Of all the lines here, how many include the string "Gaines"? Answer with the number only.
** Begin DATA ENTRIES **
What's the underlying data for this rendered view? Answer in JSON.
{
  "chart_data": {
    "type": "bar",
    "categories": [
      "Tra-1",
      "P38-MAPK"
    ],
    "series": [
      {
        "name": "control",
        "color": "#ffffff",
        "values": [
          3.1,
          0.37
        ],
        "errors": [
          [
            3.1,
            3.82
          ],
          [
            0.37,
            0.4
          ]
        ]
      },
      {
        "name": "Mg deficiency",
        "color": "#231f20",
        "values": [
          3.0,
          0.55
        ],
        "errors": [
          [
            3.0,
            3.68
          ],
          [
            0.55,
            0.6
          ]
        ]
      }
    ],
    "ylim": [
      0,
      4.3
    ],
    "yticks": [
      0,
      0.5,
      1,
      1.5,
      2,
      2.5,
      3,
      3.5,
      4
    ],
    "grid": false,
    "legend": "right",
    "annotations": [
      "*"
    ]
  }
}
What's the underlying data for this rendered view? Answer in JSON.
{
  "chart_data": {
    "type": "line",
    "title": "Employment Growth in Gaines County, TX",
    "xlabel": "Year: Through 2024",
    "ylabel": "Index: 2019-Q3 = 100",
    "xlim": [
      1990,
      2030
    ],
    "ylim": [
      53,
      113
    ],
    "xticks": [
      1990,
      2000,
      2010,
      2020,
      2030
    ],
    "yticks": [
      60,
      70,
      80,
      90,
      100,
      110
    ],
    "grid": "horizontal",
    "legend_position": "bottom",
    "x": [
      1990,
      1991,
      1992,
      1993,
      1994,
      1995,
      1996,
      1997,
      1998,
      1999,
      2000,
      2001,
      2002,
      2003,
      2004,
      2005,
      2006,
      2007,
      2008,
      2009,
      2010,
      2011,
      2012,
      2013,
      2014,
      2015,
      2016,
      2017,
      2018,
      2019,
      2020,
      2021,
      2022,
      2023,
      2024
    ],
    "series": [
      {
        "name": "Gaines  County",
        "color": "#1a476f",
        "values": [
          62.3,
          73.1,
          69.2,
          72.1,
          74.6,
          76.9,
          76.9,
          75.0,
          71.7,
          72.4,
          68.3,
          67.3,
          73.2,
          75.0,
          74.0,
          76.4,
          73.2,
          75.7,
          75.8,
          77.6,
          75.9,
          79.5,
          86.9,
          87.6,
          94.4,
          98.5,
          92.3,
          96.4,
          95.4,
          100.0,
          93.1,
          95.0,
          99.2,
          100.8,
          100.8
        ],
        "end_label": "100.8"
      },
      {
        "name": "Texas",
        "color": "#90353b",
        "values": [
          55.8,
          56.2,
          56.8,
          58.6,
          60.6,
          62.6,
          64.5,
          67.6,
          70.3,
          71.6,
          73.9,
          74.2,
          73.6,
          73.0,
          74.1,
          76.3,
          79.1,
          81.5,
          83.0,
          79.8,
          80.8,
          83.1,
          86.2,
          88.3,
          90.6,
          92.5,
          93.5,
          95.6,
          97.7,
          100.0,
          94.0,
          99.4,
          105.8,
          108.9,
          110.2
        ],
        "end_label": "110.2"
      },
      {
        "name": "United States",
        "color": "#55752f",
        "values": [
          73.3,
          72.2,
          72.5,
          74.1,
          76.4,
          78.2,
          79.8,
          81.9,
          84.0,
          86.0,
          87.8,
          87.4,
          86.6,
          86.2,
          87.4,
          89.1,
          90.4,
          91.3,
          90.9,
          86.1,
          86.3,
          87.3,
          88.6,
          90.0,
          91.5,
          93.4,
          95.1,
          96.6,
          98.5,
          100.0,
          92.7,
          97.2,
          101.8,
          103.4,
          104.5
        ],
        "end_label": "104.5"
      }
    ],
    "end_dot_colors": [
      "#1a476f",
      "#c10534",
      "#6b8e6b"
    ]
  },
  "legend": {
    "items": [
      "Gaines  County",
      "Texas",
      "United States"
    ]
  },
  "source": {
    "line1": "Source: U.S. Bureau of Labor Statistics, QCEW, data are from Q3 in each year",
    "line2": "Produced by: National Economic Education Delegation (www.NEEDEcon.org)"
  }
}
** End DATA ENTRIES **
PROBLEM SOLUTION: 3